▶ **BRIEF**
In the copy, keep every record exact and leave out all images.

------ DATA FOR PROCESSING ------

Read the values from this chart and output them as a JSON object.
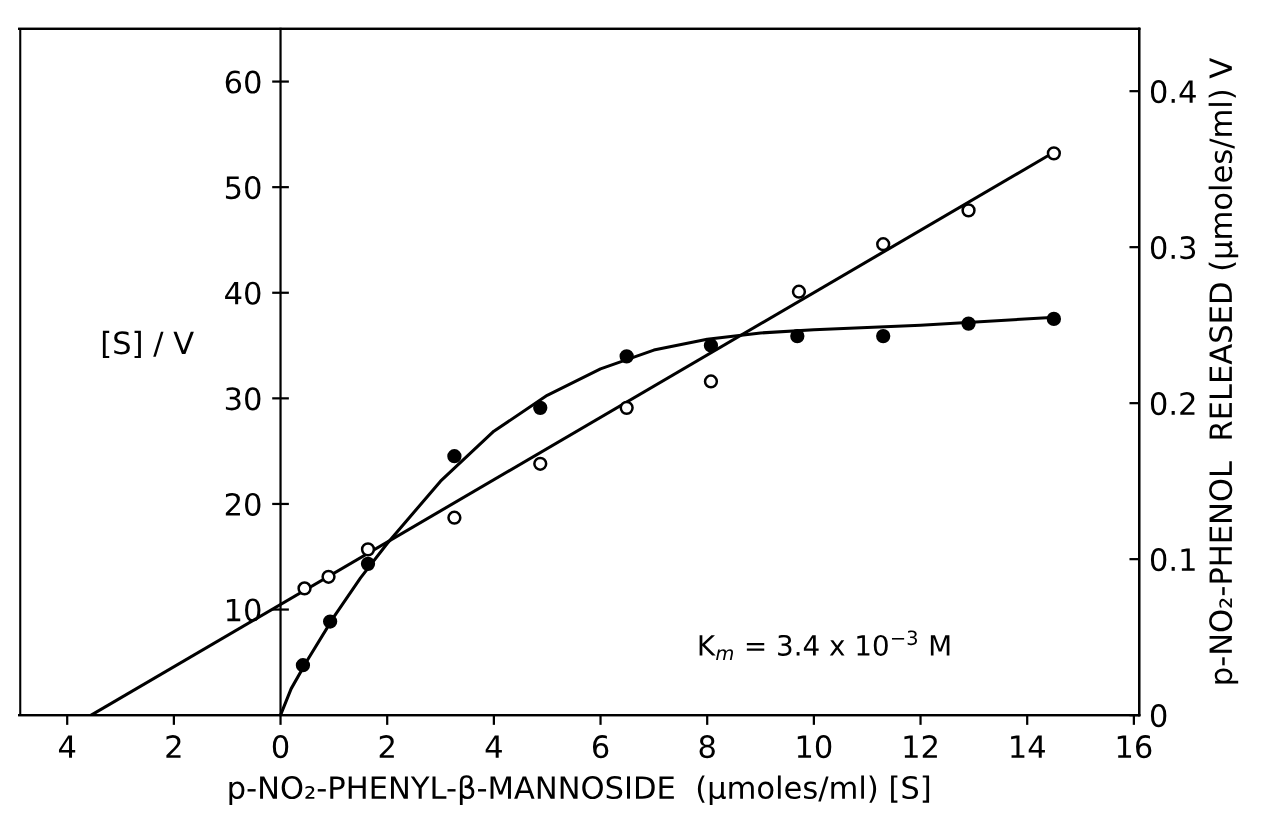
{
  "chart_data": {
    "type": "scatter",
    "xlabel": "p-NO₂-PHENYL-β-MANNOSIDE  (μmoles/ml) [S]",
    "ylabel": "[S] / V",
    "y2label": "p-NO₂-PHENOL  RELEASED (μmoles/ml) V",
    "annotations": [
      "K$_{m}$ = 3.4 x 10$^{−3}$ M"
    ],
    "xlim": [
      -4.9,
      16.1
    ],
    "xticks": [
      {
        "value": -4,
        "label": "4"
      },
      {
        "value": -2,
        "label": "2"
      },
      0,
      2,
      4,
      6,
      8,
      10,
      12,
      14,
      16
    ],
    "ylim": [
      0,
      65
    ],
    "yticks": [
      10,
      20,
      30,
      40,
      50,
      60
    ],
    "y2lim": [
      0,
      0.44
    ],
    "y2ticks": [
      0,
      0.1,
      0.2,
      0.3,
      0.4
    ],
    "grid": false,
    "legend": false,
    "series": [
      {
        "marker": "circle",
        "color": "#000000",
        "x": [
          0.45,
          0.9,
          1.64,
          3.26,
          4.87,
          6.49,
          8.07,
          9.72,
          11.3,
          12.9,
          14.5
        ],
        "values": [
          12.0,
          13.1,
          15.7,
          18.7,
          23.8,
          29.1,
          31.6,
          40.1,
          44.6,
          47.8,
          53.2
        ]
      },
      {
        "type": "line",
        "marker": "none",
        "color": "#000000",
        "x": [
          -3.55,
          14.5
        ],
        "values": [
          0,
          53.3
        ]
      },
      {
        "marker": "circle",
        "axis": "y2",
        "color": "#000000",
        "x": [
          0.42,
          0.93,
          1.64,
          3.26,
          4.87,
          6.49,
          8.07,
          9.69,
          11.3,
          12.9,
          14.5
        ],
        "values": [
          0.032,
          0.06,
          0.097,
          0.166,
          0.197,
          0.23,
          0.237,
          0.243,
          0.243,
          0.251,
          0.254
        ]
      },
      {
        "type": "line",
        "marker": "none",
        "axis": "y2",
        "color": "#000000",
        "x": [
          0,
          0.2,
          0.5,
          1,
          1.5,
          2,
          3,
          4,
          5,
          6,
          7,
          8,
          9,
          10,
          12,
          14.5
        ],
        "values": [
          0,
          0.017,
          0.035,
          0.063,
          0.088,
          0.11,
          0.15,
          0.182,
          0.205,
          0.222,
          0.234,
          0.241,
          0.245,
          0.247,
          0.25,
          0.255
        ]
      }
    ]
  }
}
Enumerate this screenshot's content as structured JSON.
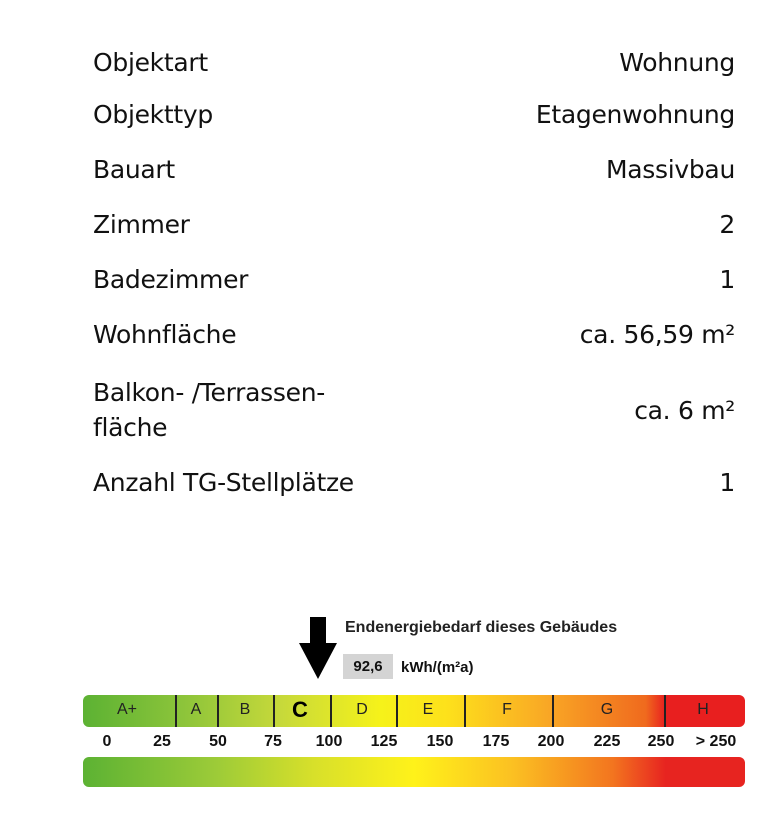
{
  "details": [
    {
      "label": "Objektart",
      "value": "Wohnung"
    },
    {
      "label": "Objekttyp",
      "value": "Etagenwohnung"
    },
    {
      "label": "Bauart",
      "value": "Massivbau"
    },
    {
      "label": "Zimmer",
      "value": "2"
    },
    {
      "label": "Badezimmer",
      "value": "1"
    },
    {
      "label": "Wohnfläche",
      "value": "ca. 56,59 m²"
    },
    {
      "label": "Balkon- /Terrassen-\nfläche",
      "value": "ca. 6 m²"
    },
    {
      "label": "Anzahl TG-Stellplätze",
      "value": "1"
    }
  ],
  "energy": {
    "title": "Endenergiebedarf dieses Gebäudes",
    "value": "92,6",
    "unit": "kWh/(m²a)",
    "current_class": "C",
    "classes": [
      "A+",
      "A",
      "B",
      "C",
      "D",
      "E",
      "F",
      "G",
      "H"
    ],
    "scale": [
      "0",
      "25",
      "50",
      "75",
      "100",
      "125",
      "150",
      "175",
      "200",
      "225",
      "250",
      "> 250"
    ]
  }
}
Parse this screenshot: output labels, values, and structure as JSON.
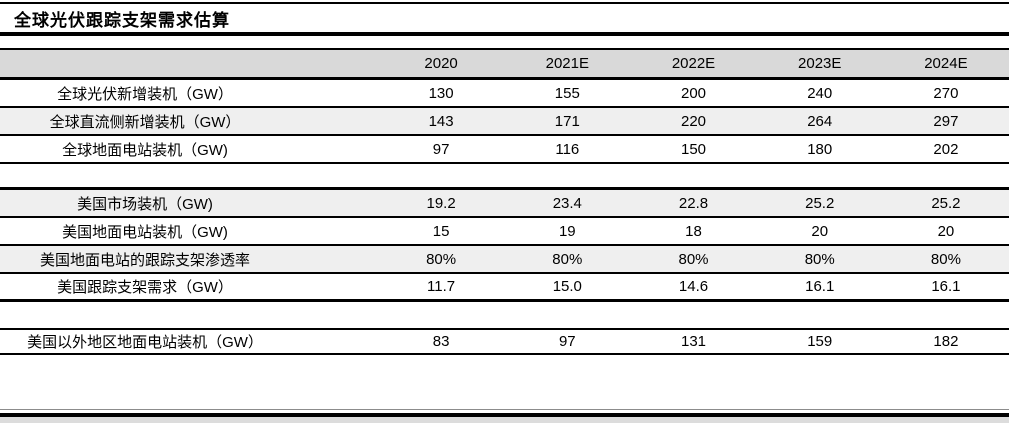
{
  "title": "全球光伏跟踪支架需求估算",
  "table": {
    "columns": [
      "2020",
      "2021E",
      "2022E",
      "2023E",
      "2024E"
    ],
    "rows": [
      {
        "label": "全球光伏新增装机（GW）",
        "values": [
          "130",
          "155",
          "200",
          "240",
          "270"
        ]
      },
      {
        "label": "全球直流侧新增装机（GW）",
        "values": [
          "143",
          "171",
          "220",
          "264",
          "297"
        ]
      },
      {
        "label": "全球地面电站装机（GW)",
        "values": [
          "97",
          "116",
          "150",
          "180",
          "202"
        ]
      },
      {
        "label": "美国市场装机（GW)",
        "values": [
          "19.2",
          "23.4",
          "22.8",
          "25.2",
          "25.2"
        ]
      },
      {
        "label": "美国地面电站装机（GW)",
        "values": [
          "15",
          "19",
          "18",
          "20",
          "20"
        ]
      },
      {
        "label": "美国地面电站的跟踪支架渗透率",
        "values": [
          "80%",
          "80%",
          "80%",
          "80%",
          "80%"
        ]
      },
      {
        "label": "美国跟踪支架需求（GW）",
        "values": [
          "11.7",
          "15.0",
          "14.6",
          "16.1",
          "16.1"
        ]
      },
      {
        "label": "美国以外地区地面电站装机（GW）",
        "values": [
          "83",
          "97",
          "131",
          "159",
          "182"
        ]
      }
    ]
  },
  "colors": {
    "header_bg": "#d9d9d9",
    "stripe_bg": "#efefef",
    "rule": "#000000",
    "bottom_strip": "#dcdcdc"
  }
}
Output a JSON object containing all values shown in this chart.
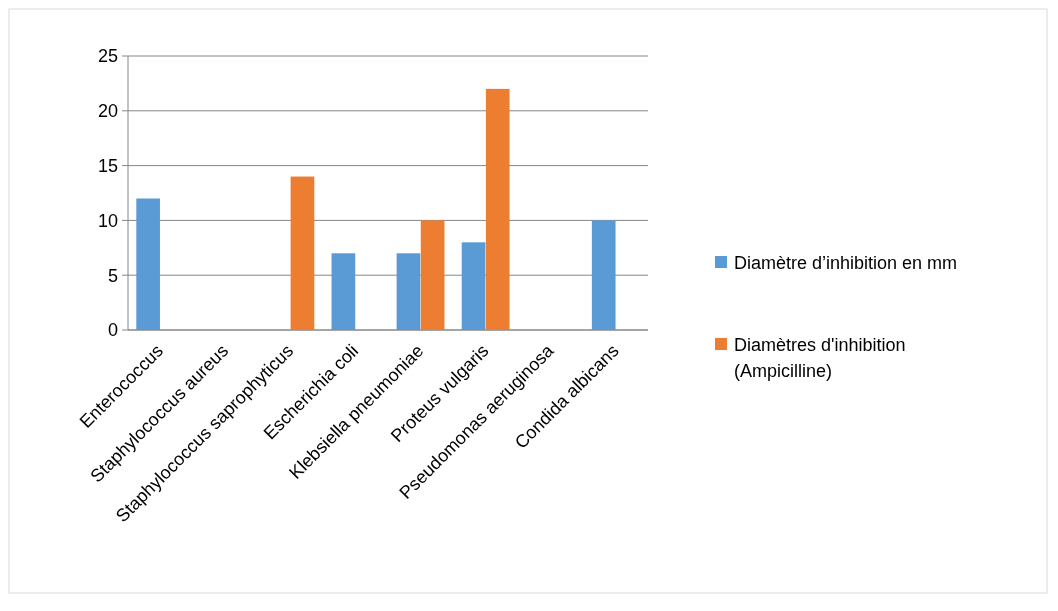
{
  "chart_data": {
    "type": "bar",
    "categories": [
      "Enterococcus",
      "Staphylococcus aureus",
      "Staphylococcus saprophyticus",
      "Escherichia coli",
      "Klebsiella pneumoniae",
      "Proteus vulgaris",
      "Pseudomonas aeruginosa",
      "Condida albicans"
    ],
    "series": [
      {
        "name": "Diamètre d’inhibition en mm",
        "color": "#5b9bd5",
        "values": [
          12,
          0,
          0,
          7,
          7,
          8,
          0,
          10
        ]
      },
      {
        "name": "Diamètres d'inhibition (Ampicilline)",
        "color": "#ed7d31",
        "values": [
          0,
          0,
          14,
          0,
          10,
          22,
          0,
          0
        ]
      }
    ],
    "ylim": [
      0,
      25
    ],
    "yticks": [
      0,
      5,
      10,
      15,
      20,
      25
    ],
    "grid": "y",
    "legend": "right"
  }
}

------

▶ **ANSWER TO THE TASK**
Read the values from this chart and output them as a JSON object.
{
  "chart_data": {
    "type": "scatter",
    "xlabel": "p-NO₂-PHENYL-β-MANNOSIDE  (μmoles/ml) [S]",
    "ylabel": "[S] / V",
    "y2label": "p-NO₂-PHENOL  RELEASED (μmoles/ml) V",
    "annotations": [
      "K$_{m}$ = 3.4 x 10$^{−3}$ M"
    ],
    "xlim": [
      -4.9,
      16.1
    ],
    "xticks": [
      {
        "value": -4,
        "label": "4"
      },
      {
        "value": -2,
        "label": "2"
      },
      0,
      2,
      4,
      6,
      8,
      10,
      12,
      14,
      16
    ],
    "ylim": [
      0,
      65
    ],
    "yticks": [
      10,
      20,
      30,
      40,
      50,
      60
    ],
    "y2lim": [
      0,
      0.44
    ],
    "y2ticks": [
      0,
      0.1,
      0.2,
      0.3,
      0.4
    ],
    "grid": false,
    "legend": false,
    "series": [
      {
        "marker": "circle",
        "color": "#000000",
        "x": [
          0.45,
          0.9,
          1.64,
          3.26,
          4.87,
          6.49,
          8.07,
          9.72,
          11.3,
          12.9,
          14.5
        ],
        "values": [
          12.0,
          13.1,
          15.7,
          18.7,
          23.8,
          29.1,
          31.6,
          40.1,
          44.6,
          47.8,
          53.2
        ]
      },
      {
        "type": "line",
        "marker": "none",
        "color": "#000000",
        "x": [
          -3.55,
          14.5
        ],
        "values": [
          0,
          53.3
        ]
      },
      {
        "marker": "circle",
        "axis": "y2",
        "color": "#000000",
        "x": [
          0.42,
          0.93,
          1.64,
          3.26,
          4.87,
          6.49,
          8.07,
          9.69,
          11.3,
          12.9,
          14.5
        ],
        "values": [
          0.032,
          0.06,
          0.097,
          0.166,
          0.197,
          0.23,
          0.237,
          0.243,
          0.243,
          0.251,
          0.254
        ]
      },
      {
        "type": "line",
        "marker": "none",
        "axis": "y2",
        "color": "#000000",
        "x": [
          0,
          0.2,
          0.5,
          1,
          1.5,
          2,
          3,
          4,
          5,
          6,
          7,
          8,
          9,
          10,
          12,
          14.5
        ],
        "values": [
          0,
          0.017,
          0.035,
          0.063,
          0.088,
          0.11,
          0.15,
          0.182,
          0.205,
          0.222,
          0.234,
          0.241,
          0.245,
          0.247,
          0.25,
          0.255
        ]
      }
    ]
  }
}
Enumerate this screenshot's content as structured JSON.
{
  "details": [
    {
      "label": "Objektart",
      "value": "Wohnung"
    },
    {
      "label": "Objekttyp",
      "value": "Etagenwohnung"
    },
    {
      "label": "Bauart",
      "value": "Massivbau"
    },
    {
      "label": "Zimmer",
      "value": "2"
    },
    {
      "label": "Badezimmer",
      "value": "1"
    },
    {
      "label": "Wohnfläche",
      "value": "ca. 56,59 m²"
    },
    {
      "label": "Balkon- /Terrassen-\nfläche",
      "value": "ca. 6 m²"
    },
    {
      "label": "Anzahl TG-Stellplätze",
      "value": "1"
    }
  ],
  "energy": {
    "title": "Endenergiebedarf dieses Gebäudes",
    "value": "92,6",
    "unit": "kWh/(m²a)",
    "current_class": "C",
    "classes": [
      "A+",
      "A",
      "B",
      "C",
      "D",
      "E",
      "F",
      "G",
      "H"
    ],
    "scale": [
      "0",
      "25",
      "50",
      "75",
      "100",
      "125",
      "150",
      "175",
      "200",
      "225",
      "250",
      "> 250"
    ]
  }
}
Parse this screenshot: output labels, values, and structure as JSON.
{
  "title": "全球光伏跟踪支架需求估算",
  "table": {
    "columns": [
      "2020",
      "2021E",
      "2022E",
      "2023E",
      "2024E"
    ],
    "rows": [
      {
        "label": "全球光伏新增装机（GW）",
        "values": [
          "130",
          "155",
          "200",
          "240",
          "270"
        ]
      },
      {
        "label": "全球直流侧新增装机（GW）",
        "values": [
          "143",
          "171",
          "220",
          "264",
          "297"
        ]
      },
      {
        "label": "全球地面电站装机（GW)",
        "values": [
          "97",
          "116",
          "150",
          "180",
          "202"
        ]
      },
      {
        "label": "美国市场装机（GW)",
        "values": [
          "19.2",
          "23.4",
          "22.8",
          "25.2",
          "25.2"
        ]
      },
      {
        "label": "美国地面电站装机（GW)",
        "values": [
          "15",
          "19",
          "18",
          "20",
          "20"
        ]
      },
      {
        "label": "美国地面电站的跟踪支架渗透率",
        "values": [
          "80%",
          "80%",
          "80%",
          "80%",
          "80%"
        ]
      },
      {
        "label": "美国跟踪支架需求（GW）",
        "values": [
          "11.7",
          "15.0",
          "14.6",
          "16.1",
          "16.1"
        ]
      },
      {
        "label": "美国以外地区地面电站装机（GW）",
        "values": [
          "83",
          "97",
          "131",
          "159",
          "182"
        ]
      }
    ]
  },
  "colors": {
    "header_bg": "#d9d9d9",
    "stripe_bg": "#efefef",
    "rule": "#000000",
    "bottom_strip": "#dcdcdc"
  }
}
Output a JSON object containing all values shown in this chart.
{
  "chart_data": {
    "type": "bar",
    "categories": [
      "Enterococcus",
      "Staphylococcus aureus",
      "Staphylococcus saprophyticus",
      "Escherichia coli",
      "Klebsiella pneumoniae",
      "Proteus vulgaris",
      "Pseudomonas aeruginosa",
      "Condida albicans"
    ],
    "series": [
      {
        "name": "Diamètre d’inhibition en mm",
        "color": "#5b9bd5",
        "values": [
          12,
          0,
          0,
          7,
          7,
          8,
          0,
          10
        ]
      },
      {
        "name": "Diamètres d'inhibition (Ampicilline)",
        "color": "#ed7d31",
        "values": [
          0,
          0,
          14,
          0,
          10,
          22,
          0,
          0
        ]
      }
    ],
    "ylim": [
      0,
      25
    ],
    "yticks": [
      0,
      5,
      10,
      15,
      20,
      25
    ],
    "grid": "y",
    "legend": "right"
  }
}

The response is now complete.